▶ Data excerpts:

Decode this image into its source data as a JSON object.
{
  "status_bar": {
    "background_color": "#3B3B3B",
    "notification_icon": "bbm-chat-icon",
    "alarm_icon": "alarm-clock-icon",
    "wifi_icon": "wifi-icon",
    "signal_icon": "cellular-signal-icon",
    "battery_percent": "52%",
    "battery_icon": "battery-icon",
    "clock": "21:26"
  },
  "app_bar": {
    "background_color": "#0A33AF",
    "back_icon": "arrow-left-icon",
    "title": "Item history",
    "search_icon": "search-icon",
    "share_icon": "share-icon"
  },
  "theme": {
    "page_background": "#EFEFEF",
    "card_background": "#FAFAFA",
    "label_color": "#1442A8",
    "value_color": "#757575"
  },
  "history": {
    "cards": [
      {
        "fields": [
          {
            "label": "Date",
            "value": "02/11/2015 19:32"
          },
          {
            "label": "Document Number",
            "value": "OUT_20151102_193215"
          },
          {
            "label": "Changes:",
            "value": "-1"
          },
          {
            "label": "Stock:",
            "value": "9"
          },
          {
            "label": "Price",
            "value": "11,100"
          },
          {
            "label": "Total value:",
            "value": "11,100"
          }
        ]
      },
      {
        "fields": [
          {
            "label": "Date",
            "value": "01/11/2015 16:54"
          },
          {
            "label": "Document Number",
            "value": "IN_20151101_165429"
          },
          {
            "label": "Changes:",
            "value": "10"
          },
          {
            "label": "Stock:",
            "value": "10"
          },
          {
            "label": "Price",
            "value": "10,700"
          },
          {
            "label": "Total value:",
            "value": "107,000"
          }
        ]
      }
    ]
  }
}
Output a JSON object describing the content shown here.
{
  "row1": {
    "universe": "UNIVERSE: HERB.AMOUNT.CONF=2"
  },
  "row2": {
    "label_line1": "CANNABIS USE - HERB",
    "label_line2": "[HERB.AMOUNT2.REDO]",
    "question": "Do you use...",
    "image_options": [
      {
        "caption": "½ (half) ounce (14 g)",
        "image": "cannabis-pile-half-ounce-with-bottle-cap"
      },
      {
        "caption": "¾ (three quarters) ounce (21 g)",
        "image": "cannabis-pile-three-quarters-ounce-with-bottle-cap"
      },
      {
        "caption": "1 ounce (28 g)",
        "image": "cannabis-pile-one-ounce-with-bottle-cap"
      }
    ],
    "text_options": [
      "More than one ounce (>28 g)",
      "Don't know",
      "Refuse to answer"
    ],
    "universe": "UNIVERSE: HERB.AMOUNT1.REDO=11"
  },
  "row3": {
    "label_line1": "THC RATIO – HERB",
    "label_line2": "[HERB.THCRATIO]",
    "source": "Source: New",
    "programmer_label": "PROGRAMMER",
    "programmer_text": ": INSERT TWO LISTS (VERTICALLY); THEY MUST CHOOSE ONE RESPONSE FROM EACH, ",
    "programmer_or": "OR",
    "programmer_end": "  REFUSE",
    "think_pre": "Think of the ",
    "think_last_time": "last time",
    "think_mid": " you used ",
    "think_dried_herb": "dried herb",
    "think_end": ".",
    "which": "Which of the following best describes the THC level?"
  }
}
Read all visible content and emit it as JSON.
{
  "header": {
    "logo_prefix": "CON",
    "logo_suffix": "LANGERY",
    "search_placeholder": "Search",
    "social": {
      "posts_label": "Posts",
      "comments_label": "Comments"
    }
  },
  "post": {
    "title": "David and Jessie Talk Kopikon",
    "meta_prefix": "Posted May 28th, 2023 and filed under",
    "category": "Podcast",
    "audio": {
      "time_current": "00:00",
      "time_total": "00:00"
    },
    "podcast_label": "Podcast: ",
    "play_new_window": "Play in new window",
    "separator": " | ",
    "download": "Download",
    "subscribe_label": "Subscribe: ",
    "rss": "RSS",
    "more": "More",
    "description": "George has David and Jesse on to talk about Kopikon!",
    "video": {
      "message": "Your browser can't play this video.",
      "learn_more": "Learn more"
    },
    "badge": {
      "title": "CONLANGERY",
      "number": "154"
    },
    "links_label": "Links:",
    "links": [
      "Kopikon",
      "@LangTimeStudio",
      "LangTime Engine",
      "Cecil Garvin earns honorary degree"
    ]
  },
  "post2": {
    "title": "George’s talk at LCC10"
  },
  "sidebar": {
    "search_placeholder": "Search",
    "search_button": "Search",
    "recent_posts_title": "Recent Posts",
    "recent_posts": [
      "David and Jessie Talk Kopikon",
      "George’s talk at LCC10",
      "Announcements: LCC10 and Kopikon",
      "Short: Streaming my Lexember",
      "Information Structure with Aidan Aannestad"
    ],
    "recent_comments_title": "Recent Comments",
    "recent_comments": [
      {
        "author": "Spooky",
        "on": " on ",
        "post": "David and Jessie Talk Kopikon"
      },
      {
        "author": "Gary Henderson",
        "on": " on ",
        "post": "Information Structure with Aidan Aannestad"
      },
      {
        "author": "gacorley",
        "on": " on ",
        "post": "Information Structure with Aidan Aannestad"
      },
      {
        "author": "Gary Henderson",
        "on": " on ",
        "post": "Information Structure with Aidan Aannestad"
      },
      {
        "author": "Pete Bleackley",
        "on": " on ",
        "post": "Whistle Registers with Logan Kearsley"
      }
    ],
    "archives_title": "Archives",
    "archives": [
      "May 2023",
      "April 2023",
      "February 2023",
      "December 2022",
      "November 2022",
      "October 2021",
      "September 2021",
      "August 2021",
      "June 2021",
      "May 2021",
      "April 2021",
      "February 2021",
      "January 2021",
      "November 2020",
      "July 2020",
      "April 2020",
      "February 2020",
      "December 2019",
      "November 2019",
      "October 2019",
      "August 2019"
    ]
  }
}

▶ Set problem: In the entries above, find each line with the word "bottle" and show it.

▶ Worked answer:
        "image": "cannabis-pile-half-ounce-with-bottle-cap"
        "image": "cannabis-pile-three-quarters-ounce-with-bottle-cap"
        "image": "cannabis-pile-one-ounce-with-bottle-cap"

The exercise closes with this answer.